What to work on:
Find each line with the word "this" and copy it.

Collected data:

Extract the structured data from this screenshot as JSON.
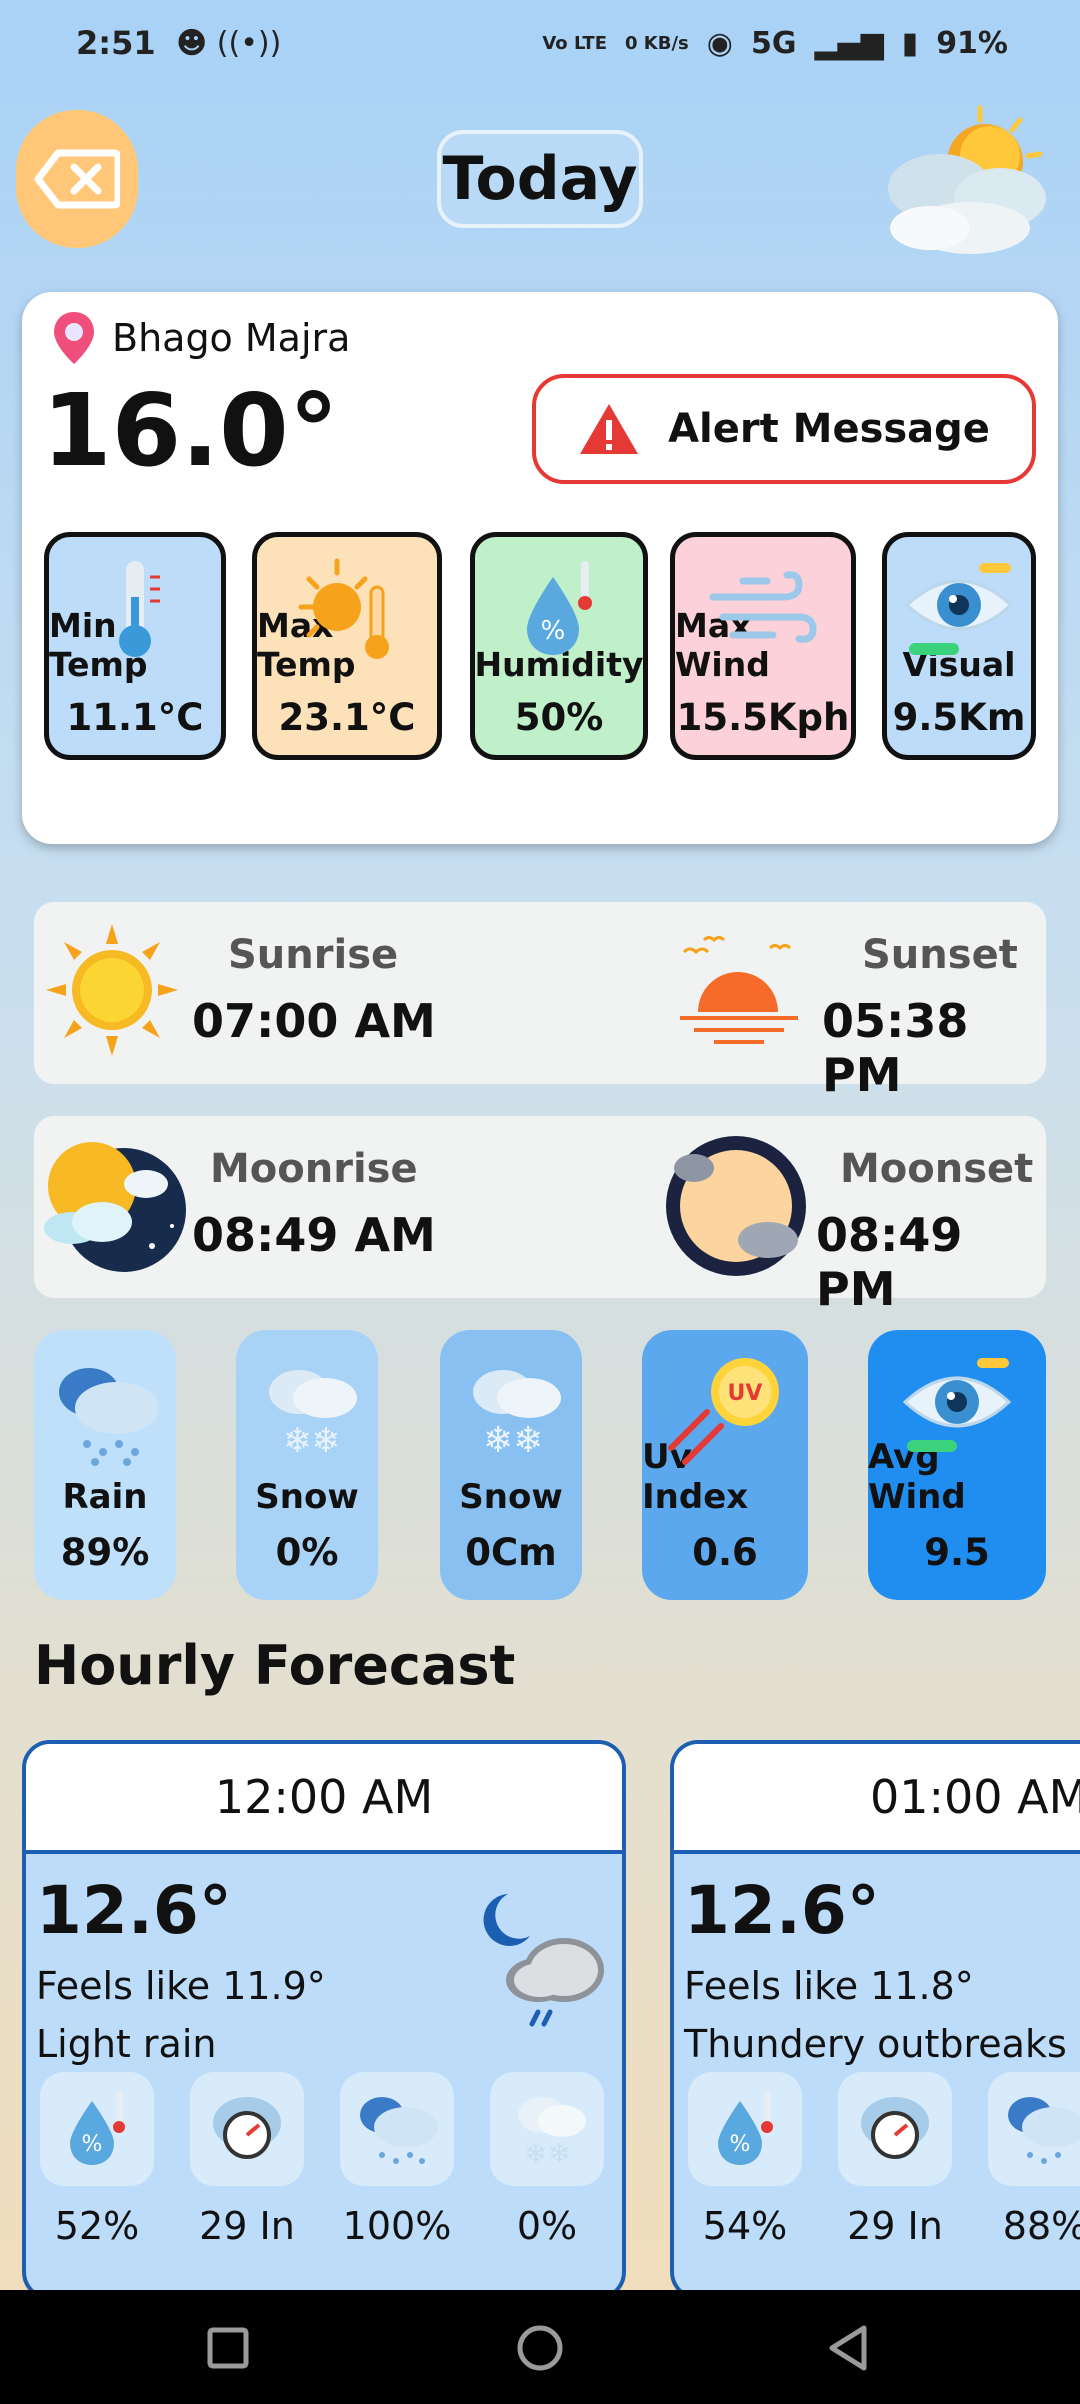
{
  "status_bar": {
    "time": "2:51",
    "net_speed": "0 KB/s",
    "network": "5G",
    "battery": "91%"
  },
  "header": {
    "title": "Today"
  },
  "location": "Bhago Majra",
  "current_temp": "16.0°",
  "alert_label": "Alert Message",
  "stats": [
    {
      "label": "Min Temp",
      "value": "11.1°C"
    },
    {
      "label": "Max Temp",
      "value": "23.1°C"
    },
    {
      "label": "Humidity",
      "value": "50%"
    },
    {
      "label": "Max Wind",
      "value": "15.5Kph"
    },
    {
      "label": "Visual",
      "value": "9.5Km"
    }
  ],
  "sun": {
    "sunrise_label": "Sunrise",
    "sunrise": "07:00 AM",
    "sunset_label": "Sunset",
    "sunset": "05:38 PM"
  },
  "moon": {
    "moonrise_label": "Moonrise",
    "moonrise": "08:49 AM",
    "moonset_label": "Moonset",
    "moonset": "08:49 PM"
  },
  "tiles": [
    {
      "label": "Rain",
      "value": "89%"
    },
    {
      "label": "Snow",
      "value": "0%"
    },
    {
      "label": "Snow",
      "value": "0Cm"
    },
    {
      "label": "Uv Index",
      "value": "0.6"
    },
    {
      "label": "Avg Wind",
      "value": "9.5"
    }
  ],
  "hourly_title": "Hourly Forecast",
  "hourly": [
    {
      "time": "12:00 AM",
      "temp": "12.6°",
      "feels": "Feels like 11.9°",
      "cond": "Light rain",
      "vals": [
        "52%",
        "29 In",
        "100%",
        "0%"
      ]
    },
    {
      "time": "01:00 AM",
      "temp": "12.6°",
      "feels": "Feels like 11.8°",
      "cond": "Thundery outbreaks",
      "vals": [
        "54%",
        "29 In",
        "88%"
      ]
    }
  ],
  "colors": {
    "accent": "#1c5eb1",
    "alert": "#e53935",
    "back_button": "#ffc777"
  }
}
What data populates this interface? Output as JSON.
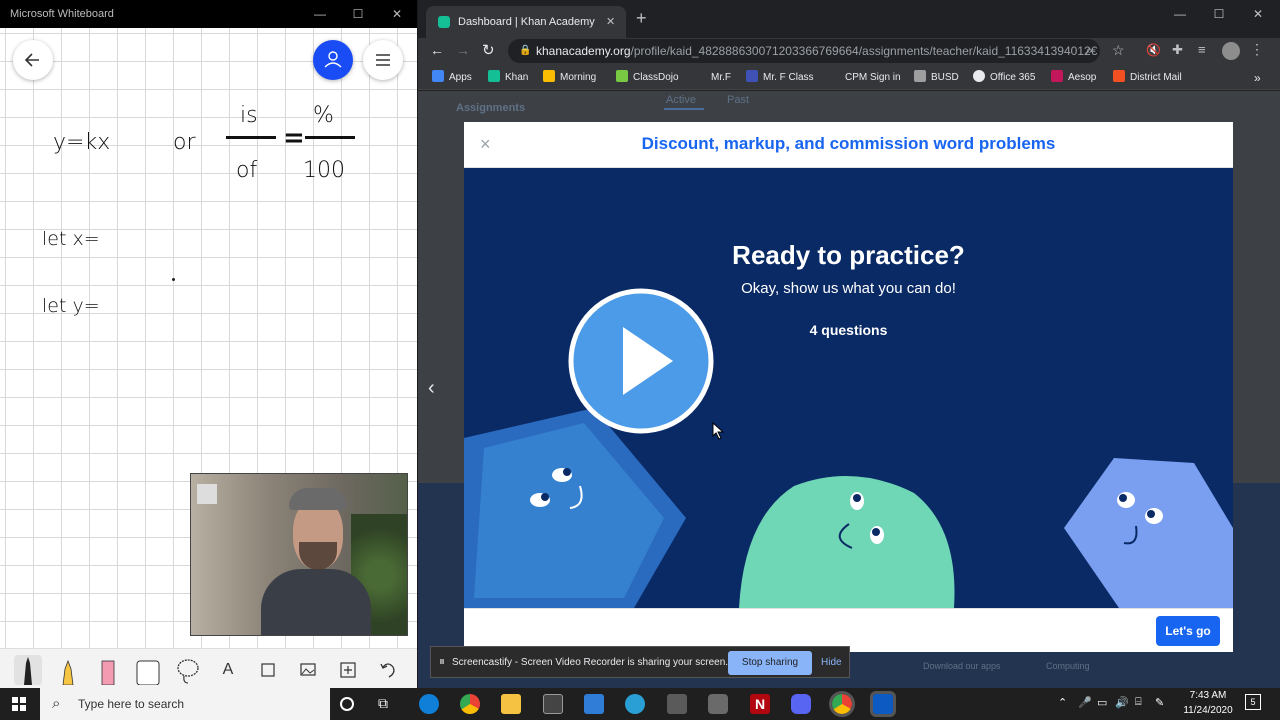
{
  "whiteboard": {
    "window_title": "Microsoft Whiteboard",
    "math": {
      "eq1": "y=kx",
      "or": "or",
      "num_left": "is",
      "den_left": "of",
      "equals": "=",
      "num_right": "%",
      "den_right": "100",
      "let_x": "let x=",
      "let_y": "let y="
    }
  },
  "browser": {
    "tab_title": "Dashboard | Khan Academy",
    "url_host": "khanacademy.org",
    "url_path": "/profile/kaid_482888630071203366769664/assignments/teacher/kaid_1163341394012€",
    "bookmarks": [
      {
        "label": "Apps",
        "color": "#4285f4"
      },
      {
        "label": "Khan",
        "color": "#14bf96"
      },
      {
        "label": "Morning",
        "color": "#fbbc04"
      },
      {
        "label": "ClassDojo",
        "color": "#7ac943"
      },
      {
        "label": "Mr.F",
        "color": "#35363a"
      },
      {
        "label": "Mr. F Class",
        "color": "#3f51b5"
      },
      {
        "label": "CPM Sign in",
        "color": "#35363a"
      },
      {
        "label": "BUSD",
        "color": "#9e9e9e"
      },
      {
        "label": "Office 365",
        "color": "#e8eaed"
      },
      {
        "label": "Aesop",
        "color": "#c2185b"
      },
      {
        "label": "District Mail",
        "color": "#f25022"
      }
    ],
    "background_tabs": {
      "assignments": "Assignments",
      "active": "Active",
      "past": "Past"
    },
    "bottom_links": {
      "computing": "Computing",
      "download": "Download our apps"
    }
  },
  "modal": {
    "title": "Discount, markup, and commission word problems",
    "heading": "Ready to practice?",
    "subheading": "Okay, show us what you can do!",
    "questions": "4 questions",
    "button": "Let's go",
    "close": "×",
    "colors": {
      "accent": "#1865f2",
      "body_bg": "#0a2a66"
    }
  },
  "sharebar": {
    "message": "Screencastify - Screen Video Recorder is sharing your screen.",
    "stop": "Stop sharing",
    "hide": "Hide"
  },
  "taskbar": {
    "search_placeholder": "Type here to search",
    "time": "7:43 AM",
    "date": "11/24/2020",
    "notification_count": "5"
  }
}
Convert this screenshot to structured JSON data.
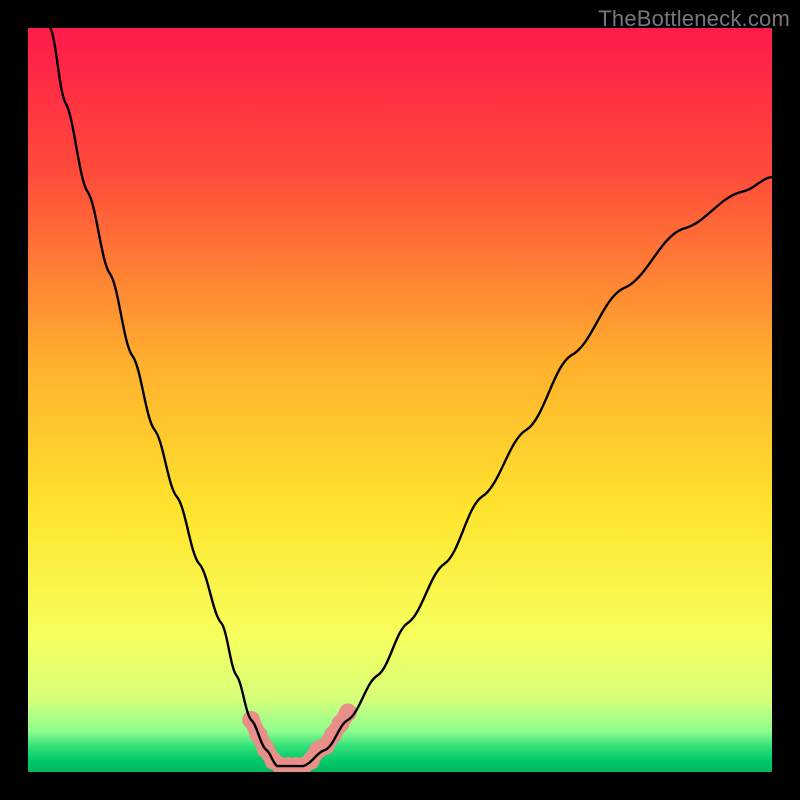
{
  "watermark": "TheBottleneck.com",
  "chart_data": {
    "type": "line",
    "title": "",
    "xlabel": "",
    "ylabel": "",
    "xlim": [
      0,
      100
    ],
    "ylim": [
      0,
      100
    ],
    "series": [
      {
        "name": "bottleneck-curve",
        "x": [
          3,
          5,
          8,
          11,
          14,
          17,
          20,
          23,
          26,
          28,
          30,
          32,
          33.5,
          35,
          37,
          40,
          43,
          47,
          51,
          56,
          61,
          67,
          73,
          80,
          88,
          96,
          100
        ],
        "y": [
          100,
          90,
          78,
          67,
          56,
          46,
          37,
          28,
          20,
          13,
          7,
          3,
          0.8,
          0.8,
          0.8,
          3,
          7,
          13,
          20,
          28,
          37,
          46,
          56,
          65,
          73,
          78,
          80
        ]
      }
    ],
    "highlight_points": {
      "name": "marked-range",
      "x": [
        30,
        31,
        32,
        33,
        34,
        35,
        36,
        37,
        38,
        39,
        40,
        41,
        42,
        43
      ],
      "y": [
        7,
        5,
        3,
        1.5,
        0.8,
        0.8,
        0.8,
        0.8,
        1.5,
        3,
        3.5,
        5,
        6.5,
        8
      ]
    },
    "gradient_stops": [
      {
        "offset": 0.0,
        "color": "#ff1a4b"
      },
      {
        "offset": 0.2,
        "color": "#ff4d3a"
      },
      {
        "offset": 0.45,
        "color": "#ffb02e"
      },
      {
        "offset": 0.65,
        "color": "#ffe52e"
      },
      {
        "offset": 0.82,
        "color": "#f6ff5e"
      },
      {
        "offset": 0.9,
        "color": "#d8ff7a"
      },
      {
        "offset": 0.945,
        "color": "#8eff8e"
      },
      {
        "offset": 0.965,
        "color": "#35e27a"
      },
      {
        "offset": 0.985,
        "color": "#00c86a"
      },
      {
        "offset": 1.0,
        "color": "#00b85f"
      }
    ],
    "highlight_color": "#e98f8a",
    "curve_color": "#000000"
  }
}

The response:
Extract the structured data from this screenshot as JSON.
What data populates this interface? Output as JSON.
Convert this screenshot to structured JSON data.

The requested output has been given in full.